[Records excerpted from a collection]
— BEGIN —

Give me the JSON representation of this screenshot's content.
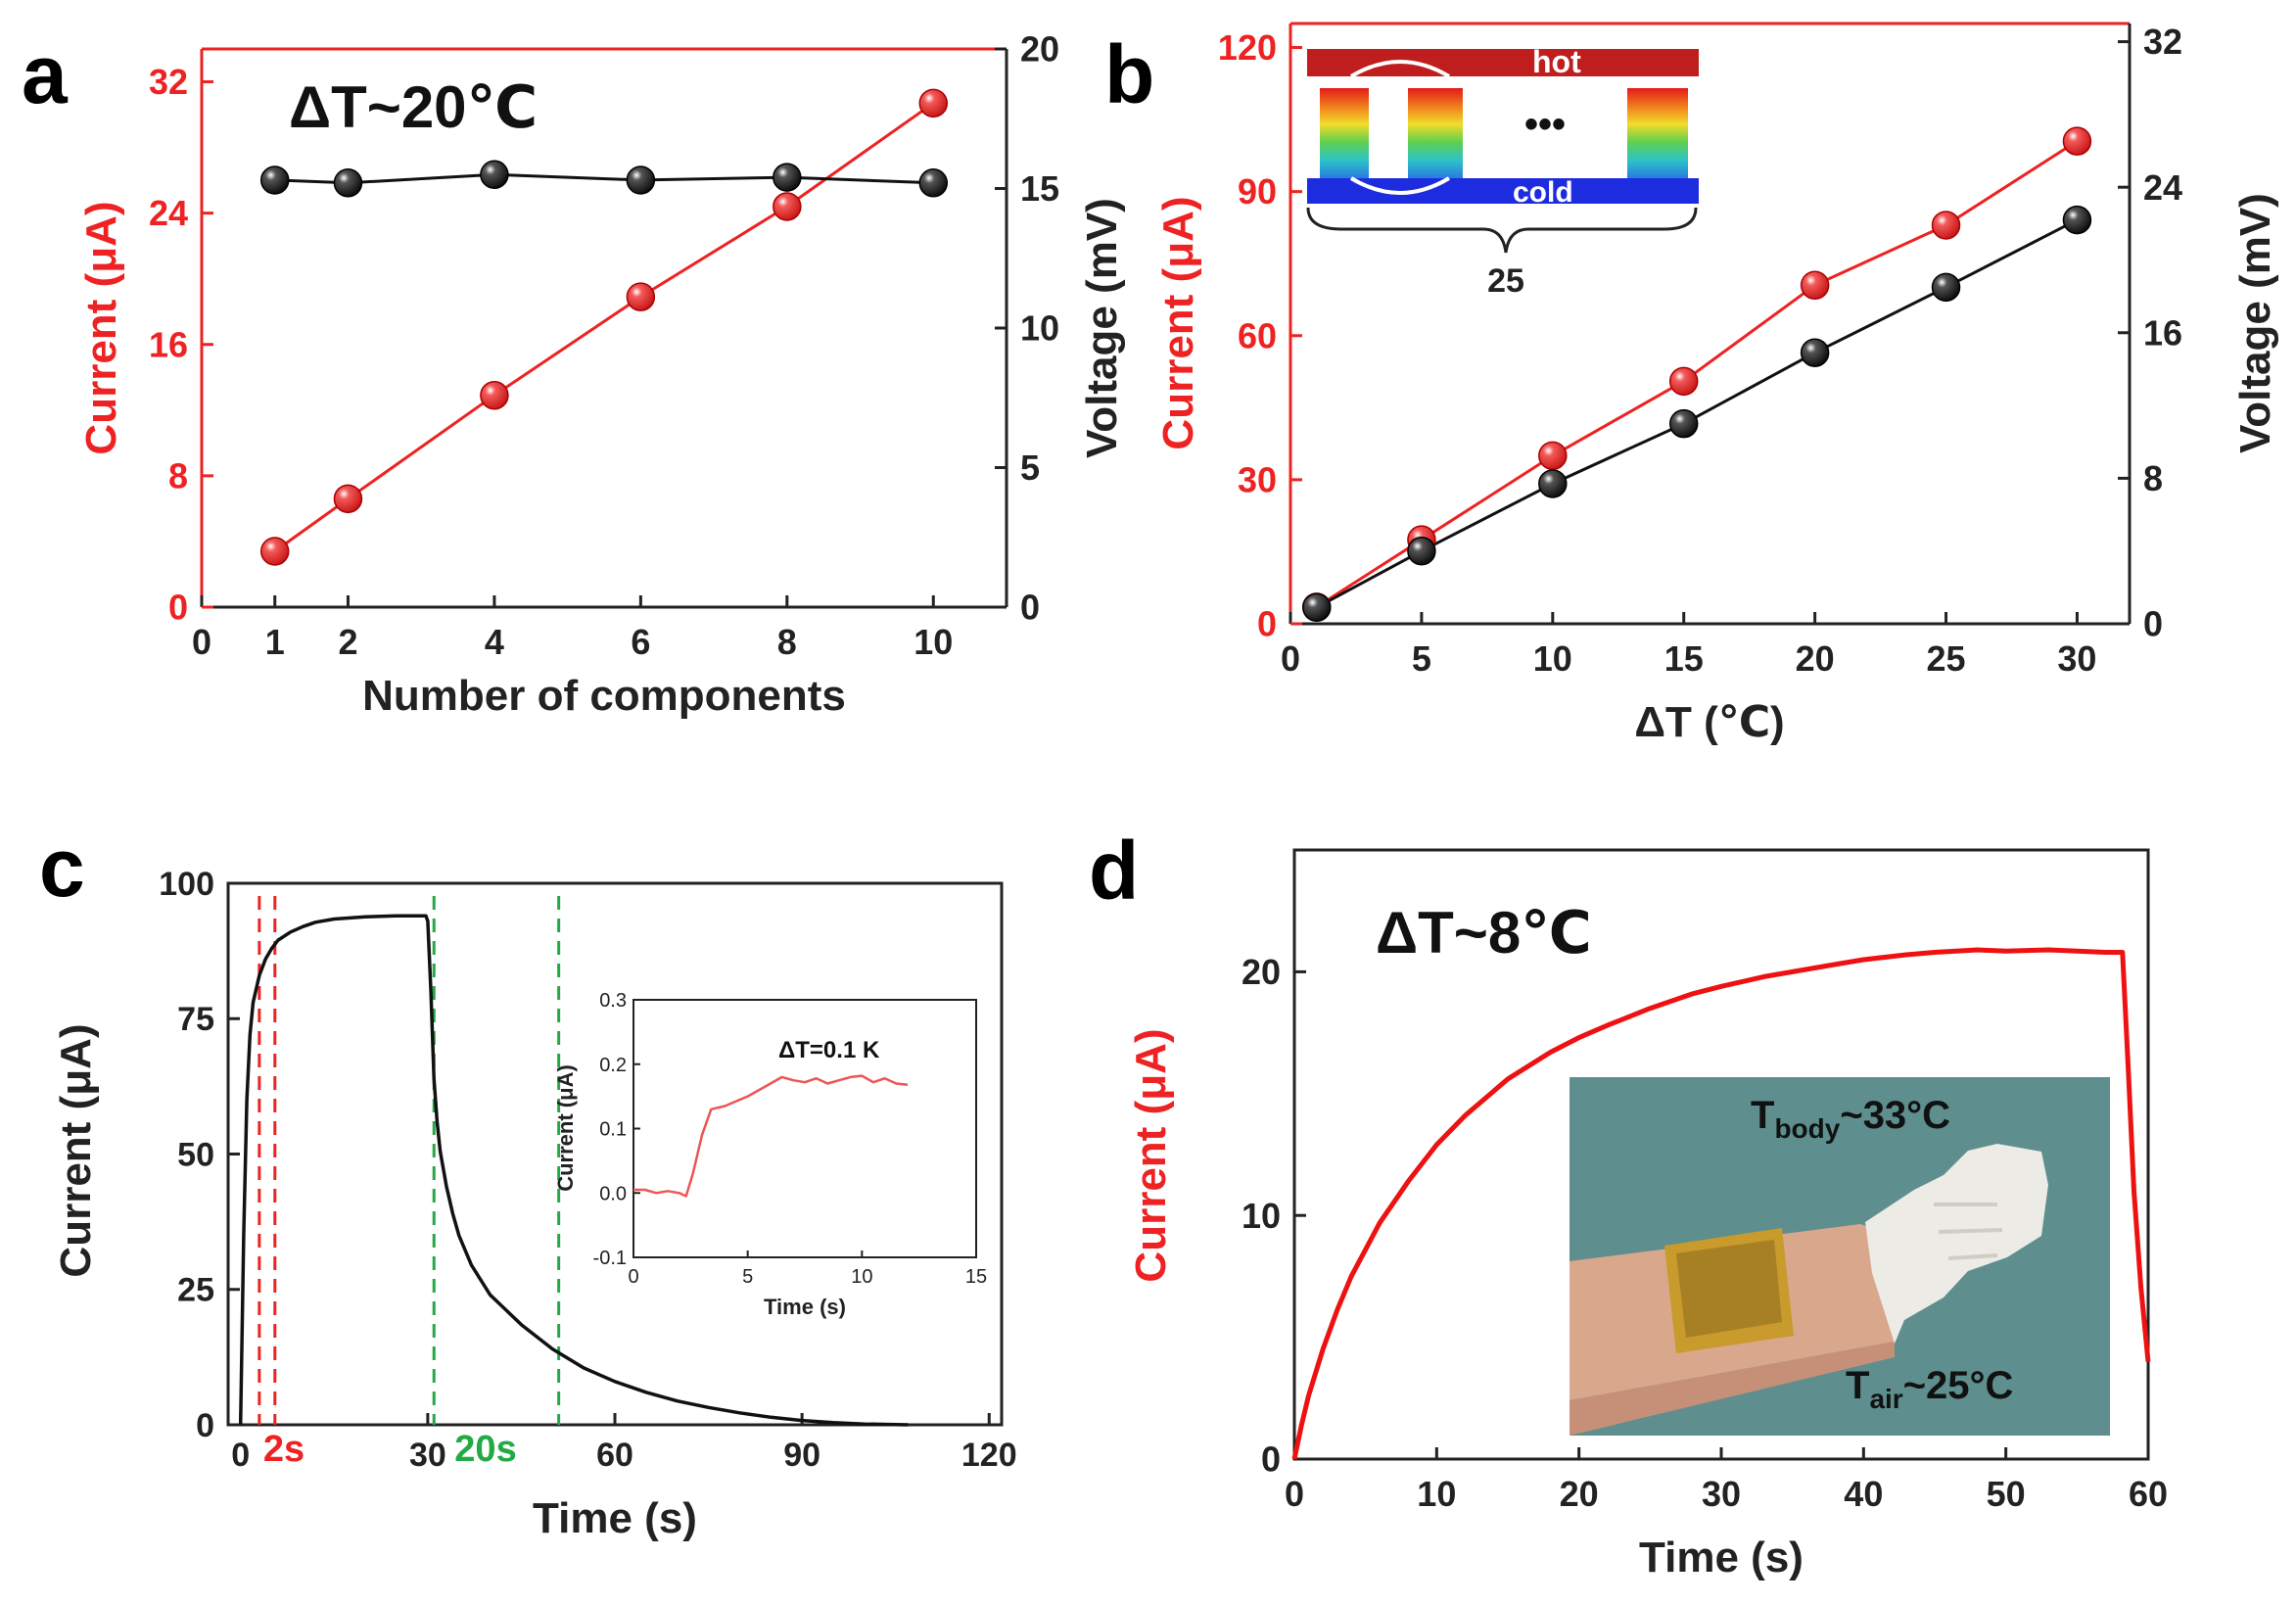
{
  "chart_data": [
    {
      "panel": "a",
      "type": "line",
      "panel_label": "a",
      "annotation": "ΔT~20℃",
      "xlabel": "Number of components",
      "xlim": [
        0,
        11
      ],
      "xticks": [
        0,
        1,
        2,
        4,
        6,
        8,
        10
      ],
      "ylabel_left": "Current (μA)",
      "ylim_left": [
        0,
        34
      ],
      "yticks_left": [
        0,
        8,
        16,
        24,
        32
      ],
      "ylabel_right": "Voltage (mV)",
      "ylim_right": [
        0,
        20
      ],
      "yticks_right": [
        0,
        5,
        10,
        15,
        20
      ],
      "series": [
        {
          "name": "Current",
          "axis": "left",
          "color": "#ee2222",
          "x": [
            1,
            2,
            4,
            6,
            8,
            10
          ],
          "values": [
            3.4,
            6.6,
            12.9,
            18.9,
            24.4,
            30.7
          ]
        },
        {
          "name": "Voltage",
          "axis": "right",
          "color": "#111111",
          "x": [
            1,
            2,
            4,
            6,
            8,
            10
          ],
          "values": [
            15.3,
            15.2,
            15.5,
            15.3,
            15.4,
            15.2
          ]
        }
      ]
    },
    {
      "panel": "b",
      "type": "line",
      "panel_label": "b",
      "xlabel": "ΔT (℃)",
      "xlim": [
        0,
        32
      ],
      "xticks": [
        0,
        5,
        10,
        15,
        20,
        25,
        30
      ],
      "ylabel_left": "Current (μA)",
      "ylim_left": [
        0,
        125
      ],
      "yticks_left": [
        0,
        30,
        60,
        90,
        120
      ],
      "ylabel_right": "Voltage (mV)",
      "ylim_right": [
        0,
        33
      ],
      "yticks_right": [
        0,
        8,
        16,
        24,
        32
      ],
      "series": [
        {
          "name": "Current",
          "axis": "left",
          "color": "#ee2222",
          "x": [
            1,
            5,
            10,
            15,
            20,
            25,
            30
          ],
          "values": [
            3.5,
            17.5,
            35,
            50.5,
            70.5,
            83,
            100.5
          ]
        },
        {
          "name": "Voltage",
          "axis": "right",
          "color": "#111111",
          "x": [
            1,
            5,
            10,
            15,
            20,
            25,
            30
          ],
          "values": [
            0.9,
            4,
            7.7,
            11,
            14.9,
            18.5,
            22.2
          ]
        }
      ],
      "inset_schematic": {
        "hot_label": "hot",
        "cold_label": "cold",
        "ellipsis": "•••",
        "count_label": "25"
      }
    },
    {
      "panel": "c",
      "type": "line",
      "panel_label": "c",
      "xlabel": "Time (s)",
      "xlim": [
        -2,
        122
      ],
      "xticks": [
        0,
        30,
        60,
        90,
        120
      ],
      "ylabel": "Current (μA)",
      "ylim": [
        0,
        100
      ],
      "yticks": [
        0,
        25,
        50,
        75,
        100
      ],
      "series": [
        {
          "name": "Current",
          "color": "#111111",
          "x": [
            0,
            0.5,
            1,
            1.5,
            2,
            3,
            4,
            5,
            6,
            8,
            10,
            12,
            15,
            20,
            25,
            29.7,
            30,
            30.5,
            31,
            31.5,
            32,
            33,
            34,
            35,
            37,
            40,
            45,
            50,
            55,
            60,
            65,
            70,
            75,
            80,
            85,
            90,
            95,
            100,
            107
          ],
          "values": [
            0,
            35,
            60,
            72,
            78,
            83,
            86,
            88,
            89.5,
            91,
            92,
            92.8,
            93.4,
            93.8,
            94,
            94,
            93,
            80,
            64,
            56,
            50.5,
            44,
            39,
            35,
            29.5,
            24,
            18.5,
            14,
            10.5,
            8,
            6,
            4.4,
            3.2,
            2.2,
            1.4,
            0.8,
            0.4,
            0.15,
            0
          ]
        }
      ],
      "markers": [
        {
          "x": 3,
          "color": "#ee2222"
        },
        {
          "x": 5.5,
          "color": "#ee2222"
        },
        {
          "x": 31,
          "color": "#22aa44"
        },
        {
          "x": 51,
          "color": "#22aa44"
        }
      ],
      "interval_labels": [
        {
          "text": "2s",
          "color": "#ee2222"
        },
        {
          "text": "20s",
          "color": "#22aa44"
        }
      ],
      "inset": {
        "type": "line",
        "annotation": "ΔT=0.1 K",
        "xlabel": "Time (s)",
        "ylabel": "Current (μA)",
        "xlim": [
          0,
          15
        ],
        "xticks": [
          0,
          5,
          10,
          15
        ],
        "ylim": [
          -0.1,
          0.3
        ],
        "yticks": [
          -0.1,
          0.0,
          0.1,
          0.2,
          0.3
        ],
        "ytick_labels": [
          "-0.1",
          "0.0",
          "0.1",
          "0.2",
          "0.3"
        ],
        "series": [
          {
            "name": "Current",
            "color": "#ee5555",
            "x": [
              0,
              0.5,
              1,
              1.5,
              2,
              2.3,
              2.6,
              3,
              3.4,
              4,
              5,
              6,
              6.5,
              7,
              7.5,
              8,
              8.5,
              9,
              9.5,
              10,
              10.5,
              11,
              11.5,
              12
            ],
            "values": [
              0.005,
              0.005,
              0.0,
              0.003,
              0.0,
              -0.005,
              0.03,
              0.09,
              0.13,
              0.135,
              0.15,
              0.17,
              0.18,
              0.175,
              0.172,
              0.178,
              0.17,
              0.175,
              0.18,
              0.182,
              0.172,
              0.178,
              0.17,
              0.168
            ]
          }
        ]
      }
    },
    {
      "panel": "d",
      "type": "line",
      "panel_label": "d",
      "annotation": "ΔT~8℃",
      "xlabel": "Time (s)",
      "xlim": [
        0,
        60
      ],
      "xticks": [
        0,
        10,
        20,
        30,
        40,
        50,
        60
      ],
      "ylabel": "Current (μA)",
      "ylim": [
        0,
        25
      ],
      "yticks": [
        0,
        10,
        20
      ],
      "series": [
        {
          "name": "Current",
          "color": "#ee1111",
          "x": [
            0,
            0.5,
            1,
            2,
            3,
            4,
            5,
            6,
            8,
            10,
            12,
            15,
            18,
            20,
            22,
            25,
            28,
            30,
            33,
            35,
            38,
            40,
            43,
            45,
            48,
            50,
            53,
            55,
            57,
            58.2,
            58.6,
            59,
            59.5,
            60
          ],
          "values": [
            0,
            1.4,
            2.6,
            4.5,
            6.1,
            7.5,
            8.6,
            9.7,
            11.4,
            12.9,
            14.1,
            15.6,
            16.7,
            17.3,
            17.8,
            18.5,
            19.1,
            19.4,
            19.8,
            20.0,
            20.3,
            20.5,
            20.7,
            20.8,
            20.9,
            20.85,
            20.9,
            20.85,
            20.8,
            20.8,
            16,
            11,
            7,
            4
          ]
        }
      ],
      "inset_photo": {
        "label_body": "T",
        "label_body_sub": "body",
        "label_body_value": "~33°C",
        "label_air": "T",
        "label_air_sub": "air",
        "label_air_value": "~25°C"
      }
    }
  ]
}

— END —

*TASK TO COMPLETE*:
Copy the records above exactly, omitting every picture.

*WRITTEN RESPONSE*:
Give me the JSON representation of this screenshot's content.
{
  "chart_data": [
    {
      "panel": "a",
      "type": "line",
      "panel_label": "a",
      "annotation": "ΔT~20℃",
      "xlabel": "Number of components",
      "xlim": [
        0,
        11
      ],
      "xticks": [
        0,
        1,
        2,
        4,
        6,
        8,
        10
      ],
      "ylabel_left": "Current (μA)",
      "ylim_left": [
        0,
        34
      ],
      "yticks_left": [
        0,
        8,
        16,
        24,
        32
      ],
      "ylabel_right": "Voltage (mV)",
      "ylim_right": [
        0,
        20
      ],
      "yticks_right": [
        0,
        5,
        10,
        15,
        20
      ],
      "series": [
        {
          "name": "Current",
          "axis": "left",
          "color": "#ee2222",
          "x": [
            1,
            2,
            4,
            6,
            8,
            10
          ],
          "values": [
            3.4,
            6.6,
            12.9,
            18.9,
            24.4,
            30.7
          ]
        },
        {
          "name": "Voltage",
          "axis": "right",
          "color": "#111111",
          "x": [
            1,
            2,
            4,
            6,
            8,
            10
          ],
          "values": [
            15.3,
            15.2,
            15.5,
            15.3,
            15.4,
            15.2
          ]
        }
      ]
    },
    {
      "panel": "b",
      "type": "line",
      "panel_label": "b",
      "xlabel": "ΔT (℃)",
      "xlim": [
        0,
        32
      ],
      "xticks": [
        0,
        5,
        10,
        15,
        20,
        25,
        30
      ],
      "ylabel_left": "Current (μA)",
      "ylim_left": [
        0,
        125
      ],
      "yticks_left": [
        0,
        30,
        60,
        90,
        120
      ],
      "ylabel_right": "Voltage (mV)",
      "ylim_right": [
        0,
        33
      ],
      "yticks_right": [
        0,
        8,
        16,
        24,
        32
      ],
      "series": [
        {
          "name": "Current",
          "axis": "left",
          "color": "#ee2222",
          "x": [
            1,
            5,
            10,
            15,
            20,
            25,
            30
          ],
          "values": [
            3.5,
            17.5,
            35,
            50.5,
            70.5,
            83,
            100.5
          ]
        },
        {
          "name": "Voltage",
          "axis": "right",
          "color": "#111111",
          "x": [
            1,
            5,
            10,
            15,
            20,
            25,
            30
          ],
          "values": [
            0.9,
            4,
            7.7,
            11,
            14.9,
            18.5,
            22.2
          ]
        }
      ],
      "inset_schematic": {
        "hot_label": "hot",
        "cold_label": "cold",
        "ellipsis": "•••",
        "count_label": "25"
      }
    },
    {
      "panel": "c",
      "type": "line",
      "panel_label": "c",
      "xlabel": "Time (s)",
      "xlim": [
        -2,
        122
      ],
      "xticks": [
        0,
        30,
        60,
        90,
        120
      ],
      "ylabel": "Current (μA)",
      "ylim": [
        0,
        100
      ],
      "yticks": [
        0,
        25,
        50,
        75,
        100
      ],
      "series": [
        {
          "name": "Current",
          "color": "#111111",
          "x": [
            0,
            0.5,
            1,
            1.5,
            2,
            3,
            4,
            5,
            6,
            8,
            10,
            12,
            15,
            20,
            25,
            29.7,
            30,
            30.5,
            31,
            31.5,
            32,
            33,
            34,
            35,
            37,
            40,
            45,
            50,
            55,
            60,
            65,
            70,
            75,
            80,
            85,
            90,
            95,
            100,
            107
          ],
          "values": [
            0,
            35,
            60,
            72,
            78,
            83,
            86,
            88,
            89.5,
            91,
            92,
            92.8,
            93.4,
            93.8,
            94,
            94,
            93,
            80,
            64,
            56,
            50.5,
            44,
            39,
            35,
            29.5,
            24,
            18.5,
            14,
            10.5,
            8,
            6,
            4.4,
            3.2,
            2.2,
            1.4,
            0.8,
            0.4,
            0.15,
            0
          ]
        }
      ],
      "markers": [
        {
          "x": 3,
          "color": "#ee2222"
        },
        {
          "x": 5.5,
          "color": "#ee2222"
        },
        {
          "x": 31,
          "color": "#22aa44"
        },
        {
          "x": 51,
          "color": "#22aa44"
        }
      ],
      "interval_labels": [
        {
          "text": "2s",
          "color": "#ee2222"
        },
        {
          "text": "20s",
          "color": "#22aa44"
        }
      ],
      "inset": {
        "type": "line",
        "annotation": "ΔT=0.1 K",
        "xlabel": "Time (s)",
        "ylabel": "Current (μA)",
        "xlim": [
          0,
          15
        ],
        "xticks": [
          0,
          5,
          10,
          15
        ],
        "ylim": [
          -0.1,
          0.3
        ],
        "yticks": [
          -0.1,
          0.0,
          0.1,
          0.2,
          0.3
        ],
        "ytick_labels": [
          "-0.1",
          "0.0",
          "0.1",
          "0.2",
          "0.3"
        ],
        "series": [
          {
            "name": "Current",
            "color": "#ee5555",
            "x": [
              0,
              0.5,
              1,
              1.5,
              2,
              2.3,
              2.6,
              3,
              3.4,
              4,
              5,
              6,
              6.5,
              7,
              7.5,
              8,
              8.5,
              9,
              9.5,
              10,
              10.5,
              11,
              11.5,
              12
            ],
            "values": [
              0.005,
              0.005,
              0.0,
              0.003,
              0.0,
              -0.005,
              0.03,
              0.09,
              0.13,
              0.135,
              0.15,
              0.17,
              0.18,
              0.175,
              0.172,
              0.178,
              0.17,
              0.175,
              0.18,
              0.182,
              0.172,
              0.178,
              0.17,
              0.168
            ]
          }
        ]
      }
    },
    {
      "panel": "d",
      "type": "line",
      "panel_label": "d",
      "annotation": "ΔT~8℃",
      "xlabel": "Time (s)",
      "xlim": [
        0,
        60
      ],
      "xticks": [
        0,
        10,
        20,
        30,
        40,
        50,
        60
      ],
      "ylabel": "Current (μA)",
      "ylim": [
        0,
        25
      ],
      "yticks": [
        0,
        10,
        20
      ],
      "series": [
        {
          "name": "Current",
          "color": "#ee1111",
          "x": [
            0,
            0.5,
            1,
            2,
            3,
            4,
            5,
            6,
            8,
            10,
            12,
            15,
            18,
            20,
            22,
            25,
            28,
            30,
            33,
            35,
            38,
            40,
            43,
            45,
            48,
            50,
            53,
            55,
            57,
            58.2,
            58.6,
            59,
            59.5,
            60
          ],
          "values": [
            0,
            1.4,
            2.6,
            4.5,
            6.1,
            7.5,
            8.6,
            9.7,
            11.4,
            12.9,
            14.1,
            15.6,
            16.7,
            17.3,
            17.8,
            18.5,
            19.1,
            19.4,
            19.8,
            20.0,
            20.3,
            20.5,
            20.7,
            20.8,
            20.9,
            20.85,
            20.9,
            20.85,
            20.8,
            20.8,
            16,
            11,
            7,
            4
          ]
        }
      ],
      "inset_photo": {
        "label_body": "T",
        "label_body_sub": "body",
        "label_body_value": "~33°C",
        "label_air": "T",
        "label_air_sub": "air",
        "label_air_value": "~25°C"
      }
    }
  ]
}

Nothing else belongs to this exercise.